== DATA ROWS ==
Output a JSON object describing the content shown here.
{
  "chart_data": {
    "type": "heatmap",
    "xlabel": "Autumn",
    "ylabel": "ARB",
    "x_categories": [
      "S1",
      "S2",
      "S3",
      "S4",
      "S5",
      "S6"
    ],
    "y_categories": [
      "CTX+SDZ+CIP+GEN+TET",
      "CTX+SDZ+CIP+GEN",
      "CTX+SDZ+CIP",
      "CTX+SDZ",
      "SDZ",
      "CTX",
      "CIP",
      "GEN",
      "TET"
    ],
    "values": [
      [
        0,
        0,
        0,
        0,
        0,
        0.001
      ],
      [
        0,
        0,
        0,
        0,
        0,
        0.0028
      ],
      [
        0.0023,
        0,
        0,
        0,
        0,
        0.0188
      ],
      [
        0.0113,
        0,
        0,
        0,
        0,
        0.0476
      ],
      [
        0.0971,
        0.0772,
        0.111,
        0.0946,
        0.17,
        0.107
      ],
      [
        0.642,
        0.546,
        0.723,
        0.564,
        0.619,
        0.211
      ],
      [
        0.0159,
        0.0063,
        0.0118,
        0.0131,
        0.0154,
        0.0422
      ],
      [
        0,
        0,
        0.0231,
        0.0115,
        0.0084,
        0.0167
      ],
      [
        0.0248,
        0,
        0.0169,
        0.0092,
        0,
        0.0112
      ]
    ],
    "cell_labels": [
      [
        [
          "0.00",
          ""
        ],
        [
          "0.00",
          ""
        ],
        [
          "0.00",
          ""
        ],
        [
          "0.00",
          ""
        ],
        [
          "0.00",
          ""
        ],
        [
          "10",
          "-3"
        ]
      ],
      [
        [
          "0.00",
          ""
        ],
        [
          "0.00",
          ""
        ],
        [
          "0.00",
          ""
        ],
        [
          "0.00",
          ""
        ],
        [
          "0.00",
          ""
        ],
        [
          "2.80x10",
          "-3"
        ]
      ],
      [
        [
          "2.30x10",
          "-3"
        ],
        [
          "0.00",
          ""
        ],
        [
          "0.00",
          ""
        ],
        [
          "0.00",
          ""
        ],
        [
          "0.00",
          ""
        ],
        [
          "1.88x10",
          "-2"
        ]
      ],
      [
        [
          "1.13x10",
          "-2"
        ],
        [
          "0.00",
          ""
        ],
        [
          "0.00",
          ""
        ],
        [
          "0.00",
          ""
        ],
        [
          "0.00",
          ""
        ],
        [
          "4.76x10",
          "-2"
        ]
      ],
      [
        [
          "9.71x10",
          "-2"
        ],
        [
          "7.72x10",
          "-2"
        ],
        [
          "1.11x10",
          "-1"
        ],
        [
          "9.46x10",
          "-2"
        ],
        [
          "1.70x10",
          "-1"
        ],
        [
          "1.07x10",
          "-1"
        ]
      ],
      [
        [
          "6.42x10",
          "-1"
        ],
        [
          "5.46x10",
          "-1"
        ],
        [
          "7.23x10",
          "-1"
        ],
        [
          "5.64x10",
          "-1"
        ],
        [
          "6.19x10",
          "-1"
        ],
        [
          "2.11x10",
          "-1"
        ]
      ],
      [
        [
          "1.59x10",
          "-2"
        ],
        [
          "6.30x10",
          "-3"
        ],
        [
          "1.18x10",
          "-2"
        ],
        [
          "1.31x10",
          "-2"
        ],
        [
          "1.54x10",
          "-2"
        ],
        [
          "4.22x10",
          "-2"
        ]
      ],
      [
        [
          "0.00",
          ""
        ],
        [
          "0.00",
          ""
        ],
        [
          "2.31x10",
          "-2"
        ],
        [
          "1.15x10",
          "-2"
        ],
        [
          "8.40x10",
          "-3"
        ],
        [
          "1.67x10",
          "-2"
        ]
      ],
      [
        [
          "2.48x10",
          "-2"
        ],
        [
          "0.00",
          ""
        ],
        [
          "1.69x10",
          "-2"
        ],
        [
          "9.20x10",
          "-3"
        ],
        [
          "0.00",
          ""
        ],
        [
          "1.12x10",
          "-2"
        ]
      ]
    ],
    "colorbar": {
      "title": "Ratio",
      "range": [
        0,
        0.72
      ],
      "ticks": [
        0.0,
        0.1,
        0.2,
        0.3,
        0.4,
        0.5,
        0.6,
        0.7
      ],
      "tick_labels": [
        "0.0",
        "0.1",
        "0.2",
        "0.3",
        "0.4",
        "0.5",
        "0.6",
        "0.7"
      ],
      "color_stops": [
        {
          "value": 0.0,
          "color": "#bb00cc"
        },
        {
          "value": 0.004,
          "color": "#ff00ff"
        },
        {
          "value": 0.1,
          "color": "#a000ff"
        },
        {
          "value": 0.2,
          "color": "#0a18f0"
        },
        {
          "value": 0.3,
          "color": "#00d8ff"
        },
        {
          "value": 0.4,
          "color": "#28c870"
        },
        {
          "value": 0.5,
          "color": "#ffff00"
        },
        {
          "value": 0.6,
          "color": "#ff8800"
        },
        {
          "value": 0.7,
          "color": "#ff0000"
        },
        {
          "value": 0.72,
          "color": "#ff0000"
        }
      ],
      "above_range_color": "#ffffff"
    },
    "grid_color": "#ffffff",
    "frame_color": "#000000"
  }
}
===
• _WORK TO DO_: Take the data above and return it exactly.

• _FULL RESPONSE_:
Output a JSON object describing the content shown here.
{
  "chart_data": {
    "type": "heatmap",
    "xlabel": "Autumn",
    "ylabel": "ARB",
    "x_categories": [
      "S1",
      "S2",
      "S3",
      "S4",
      "S5",
      "S6"
    ],
    "y_categories": [
      "CTX+SDZ+CIP+GEN+TET",
      "CTX+SDZ+CIP+GEN",
      "CTX+SDZ+CIP",
      "CTX+SDZ",
      "SDZ",
      "CTX",
      "CIP",
      "GEN",
      "TET"
    ],
    "values": [
      [
        0,
        0,
        0,
        0,
        0,
        0.001
      ],
      [
        0,
        0,
        0,
        0,
        0,
        0.0028
      ],
      [
        0.0023,
        0,
        0,
        0,
        0,
        0.0188
      ],
      [
        0.0113,
        0,
        0,
        0,
        0,
        0.0476
      ],
      [
        0.0971,
        0.0772,
        0.111,
        0.0946,
        0.17,
        0.107
      ],
      [
        0.642,
        0.546,
        0.723,
        0.564,
        0.619,
        0.211
      ],
      [
        0.0159,
        0.0063,
        0.0118,
        0.0131,
        0.0154,
        0.0422
      ],
      [
        0,
        0,
        0.0231,
        0.0115,
        0.0084,
        0.0167
      ],
      [
        0.0248,
        0,
        0.0169,
        0.0092,
        0,
        0.0112
      ]
    ],
    "cell_labels": [
      [
        [
          "0.00",
          ""
        ],
        [
          "0.00",
          ""
        ],
        [
          "0.00",
          ""
        ],
        [
          "0.00",
          ""
        ],
        [
          "0.00",
          ""
        ],
        [
          "10",
          "-3"
        ]
      ],
      [
        [
          "0.00",
          ""
        ],
        [
          "0.00",
          ""
        ],
        [
          "0.00",
          ""
        ],
        [
          "0.00",
          ""
        ],
        [
          "0.00",
          ""
        ],
        [
          "2.80x10",
          "-3"
        ]
      ],
      [
        [
          "2.30x10",
          "-3"
        ],
        [
          "0.00",
          ""
        ],
        [
          "0.00",
          ""
        ],
        [
          "0.00",
          ""
        ],
        [
          "0.00",
          ""
        ],
        [
          "1.88x10",
          "-2"
        ]
      ],
      [
        [
          "1.13x10",
          "-2"
        ],
        [
          "0.00",
          ""
        ],
        [
          "0.00",
          ""
        ],
        [
          "0.00",
          ""
        ],
        [
          "0.00",
          ""
        ],
        [
          "4.76x10",
          "-2"
        ]
      ],
      [
        [
          "9.71x10",
          "-2"
        ],
        [
          "7.72x10",
          "-2"
        ],
        [
          "1.11x10",
          "-1"
        ],
        [
          "9.46x10",
          "-2"
        ],
        [
          "1.70x10",
          "-1"
        ],
        [
          "1.07x10",
          "-1"
        ]
      ],
      [
        [
          "6.42x10",
          "-1"
        ],
        [
          "5.46x10",
          "-1"
        ],
        [
          "7.23x10",
          "-1"
        ],
        [
          "5.64x10",
          "-1"
        ],
        [
          "6.19x10",
          "-1"
        ],
        [
          "2.11x10",
          "-1"
        ]
      ],
      [
        [
          "1.59x10",
          "-2"
        ],
        [
          "6.30x10",
          "-3"
        ],
        [
          "1.18x10",
          "-2"
        ],
        [
          "1.31x10",
          "-2"
        ],
        [
          "1.54x10",
          "-2"
        ],
        [
          "4.22x10",
          "-2"
        ]
      ],
      [
        [
          "0.00",
          ""
        ],
        [
          "0.00",
          ""
        ],
        [
          "2.31x10",
          "-2"
        ],
        [
          "1.15x10",
          "-2"
        ],
        [
          "8.40x10",
          "-3"
        ],
        [
          "1.67x10",
          "-2"
        ]
      ],
      [
        [
          "2.48x10",
          "-2"
        ],
        [
          "0.00",
          ""
        ],
        [
          "1.69x10",
          "-2"
        ],
        [
          "9.20x10",
          "-3"
        ],
        [
          "0.00",
          ""
        ],
        [
          "1.12x10",
          "-2"
        ]
      ]
    ],
    "colorbar": {
      "title": "Ratio",
      "range": [
        0,
        0.72
      ],
      "ticks": [
        0.0,
        0.1,
        0.2,
        0.3,
        0.4,
        0.5,
        0.6,
        0.7
      ],
      "tick_labels": [
        "0.0",
        "0.1",
        "0.2",
        "0.3",
        "0.4",
        "0.5",
        "0.6",
        "0.7"
      ],
      "color_stops": [
        {
          "value": 0.0,
          "color": "#bb00cc"
        },
        {
          "value": 0.004,
          "color": "#ff00ff"
        },
        {
          "value": 0.1,
          "color": "#a000ff"
        },
        {
          "value": 0.2,
          "color": "#0a18f0"
        },
        {
          "value": 0.3,
          "color": "#00d8ff"
        },
        {
          "value": 0.4,
          "color": "#28c870"
        },
        {
          "value": 0.5,
          "color": "#ffff00"
        },
        {
          "value": 0.6,
          "color": "#ff8800"
        },
        {
          "value": 0.7,
          "color": "#ff0000"
        },
        {
          "value": 0.72,
          "color": "#ff0000"
        }
      ],
      "above_range_color": "#ffffff"
    },
    "grid_color": "#ffffff",
    "frame_color": "#000000"
  }
}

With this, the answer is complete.